--- Exercise data ---

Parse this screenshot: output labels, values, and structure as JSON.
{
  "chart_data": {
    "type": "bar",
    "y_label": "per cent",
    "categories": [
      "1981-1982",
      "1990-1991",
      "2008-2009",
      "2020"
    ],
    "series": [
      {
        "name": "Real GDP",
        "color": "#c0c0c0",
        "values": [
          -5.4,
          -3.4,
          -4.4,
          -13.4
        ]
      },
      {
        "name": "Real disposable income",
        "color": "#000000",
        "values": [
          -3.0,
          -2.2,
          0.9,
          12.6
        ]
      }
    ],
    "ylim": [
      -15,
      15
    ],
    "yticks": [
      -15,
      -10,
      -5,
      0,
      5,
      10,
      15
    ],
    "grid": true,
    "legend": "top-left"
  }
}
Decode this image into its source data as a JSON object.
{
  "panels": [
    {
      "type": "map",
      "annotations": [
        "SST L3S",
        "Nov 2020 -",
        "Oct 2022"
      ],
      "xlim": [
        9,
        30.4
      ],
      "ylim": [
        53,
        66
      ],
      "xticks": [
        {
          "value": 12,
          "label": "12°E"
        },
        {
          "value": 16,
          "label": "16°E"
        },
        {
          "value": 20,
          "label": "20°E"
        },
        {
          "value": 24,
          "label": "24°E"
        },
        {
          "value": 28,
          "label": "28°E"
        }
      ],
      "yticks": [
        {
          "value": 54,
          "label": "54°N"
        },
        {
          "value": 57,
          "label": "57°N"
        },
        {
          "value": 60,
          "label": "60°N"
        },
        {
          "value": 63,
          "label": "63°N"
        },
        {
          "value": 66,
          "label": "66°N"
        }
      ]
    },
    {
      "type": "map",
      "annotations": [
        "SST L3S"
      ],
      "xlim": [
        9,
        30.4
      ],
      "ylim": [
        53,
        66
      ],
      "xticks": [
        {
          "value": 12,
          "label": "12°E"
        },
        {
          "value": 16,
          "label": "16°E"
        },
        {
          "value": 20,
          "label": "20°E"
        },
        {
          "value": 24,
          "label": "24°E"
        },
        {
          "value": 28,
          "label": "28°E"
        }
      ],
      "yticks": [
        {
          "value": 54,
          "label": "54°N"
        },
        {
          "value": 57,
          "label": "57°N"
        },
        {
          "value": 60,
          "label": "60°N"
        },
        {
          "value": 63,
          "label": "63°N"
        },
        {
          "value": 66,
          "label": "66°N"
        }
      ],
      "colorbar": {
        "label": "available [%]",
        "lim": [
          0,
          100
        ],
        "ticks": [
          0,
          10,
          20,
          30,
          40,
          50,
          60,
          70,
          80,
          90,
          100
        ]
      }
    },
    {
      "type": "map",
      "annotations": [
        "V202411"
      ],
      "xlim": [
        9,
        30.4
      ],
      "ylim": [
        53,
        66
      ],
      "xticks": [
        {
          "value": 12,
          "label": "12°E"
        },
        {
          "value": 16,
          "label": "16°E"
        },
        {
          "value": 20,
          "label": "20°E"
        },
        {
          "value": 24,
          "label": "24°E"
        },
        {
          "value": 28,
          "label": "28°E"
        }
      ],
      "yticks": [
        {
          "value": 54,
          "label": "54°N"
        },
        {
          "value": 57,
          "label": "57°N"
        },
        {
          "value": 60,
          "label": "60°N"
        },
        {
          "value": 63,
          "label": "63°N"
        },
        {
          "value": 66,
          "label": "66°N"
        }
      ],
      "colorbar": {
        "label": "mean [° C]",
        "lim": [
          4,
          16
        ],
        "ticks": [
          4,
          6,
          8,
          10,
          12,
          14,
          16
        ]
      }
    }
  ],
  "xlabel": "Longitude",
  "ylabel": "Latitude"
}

---

### Work to do
Exactly as shown, repeat every record.

### Reply to the exercise
Parse this screenshot: output labels, values, and structure as JSON.
{
  "chart_data": {
    "type": "bar",
    "y_label": "per cent",
    "categories": [
      "1981-1982",
      "1990-1991",
      "2008-2009",
      "2020"
    ],
    "series": [
      {
        "name": "Real GDP",
        "color": "#c0c0c0",
        "values": [
          -5.4,
          -3.4,
          -4.4,
          -13.4
        ]
      },
      {
        "name": "Real disposable income",
        "color": "#000000",
        "values": [
          -3.0,
          -2.2,
          0.9,
          12.6
        ]
      }
    ],
    "ylim": [
      -15,
      15
    ],
    "yticks": [
      -15,
      -10,
      -5,
      0,
      5,
      10,
      15
    ],
    "grid": true,
    "legend": "top-left"
  }
}
Decode this image into its source data as a JSON object.
{
  "panels": [
    {
      "type": "map",
      "annotations": [
        "SST L3S",
        "Nov 2020 -",
        "Oct 2022"
      ],
      "xlim": [
        9,
        30.4
      ],
      "ylim": [
        53,
        66
      ],
      "xticks": [
        {
          "value": 12,
          "label": "12°E"
        },
        {
          "value": 16,
          "label": "16°E"
        },
        {
          "value": 20,
          "label": "20°E"
        },
        {
          "value": 24,
          "label": "24°E"
        },
        {
          "value": 28,
          "label": "28°E"
        }
      ],
      "yticks": [
        {
          "value": 54,
          "label": "54°N"
        },
        {
          "value": 57,
          "label": "57°N"
        },
        {
          "value": 60,
          "label": "60°N"
        },
        {
          "value": 63,
          "label": "63°N"
        },
        {
          "value": 66,
          "label": "66°N"
        }
      ]
    },
    {
      "type": "map",
      "annotations": [
        "SST L3S"
      ],
      "xlim": [
        9,
        30.4
      ],
      "ylim": [
        53,
        66
      ],
      "xticks": [
        {
          "value": 12,
          "label": "12°E"
        },
        {
          "value": 16,
          "label": "16°E"
        },
        {
          "value": 20,
          "label": "20°E"
        },
        {
          "value": 24,
          "label": "24°E"
        },
        {
          "value": 28,
          "label": "28°E"
        }
      ],
      "yticks": [
        {
          "value": 54,
          "label": "54°N"
        },
        {
          "value": 57,
          "label": "57°N"
        },
        {
          "value": 60,
          "label": "60°N"
        },
        {
          "value": 63,
          "label": "63°N"
        },
        {
          "value": 66,
          "label": "66°N"
        }
      ],
      "colorbar": {
        "label": "available [%]",
        "lim": [
          0,
          100
        ],
        "ticks": [
          0,
          10,
          20,
          30,
          40,
          50,
          60,
          70,
          80,
          90,
          100
        ]
      }
    },
    {
      "type": "map",
      "annotations": [
        "V202411"
      ],
      "xlim": [
        9,
        30.4
      ],
      "ylim": [
        53,
        66
      ],
      "xticks": [
        {
          "value": 12,
          "label": "12°E"
        },
        {
          "value": 16,
          "label": "16°E"
        },
        {
          "value": 20,
          "label": "20°E"
        },
        {
          "value": 24,
          "label": "24°E"
        },
        {
          "value": 28,
          "label": "28°E"
        }
      ],
      "yticks": [
        {
          "value": 54,
          "label": "54°N"
        },
        {
          "value": 57,
          "label": "57°N"
        },
        {
          "value": 60,
          "label": "60°N"
        },
        {
          "value": 63,
          "label": "63°N"
        },
        {
          "value": 66,
          "label": "66°N"
        }
      ],
      "colorbar": {
        "label": "mean [° C]",
        "lim": [
          4,
          16
        ],
        "ticks": [
          4,
          6,
          8,
          10,
          12,
          14,
          16
        ]
      }
    }
  ],
  "xlabel": "Longitude",
  "ylabel": "Latitude"
}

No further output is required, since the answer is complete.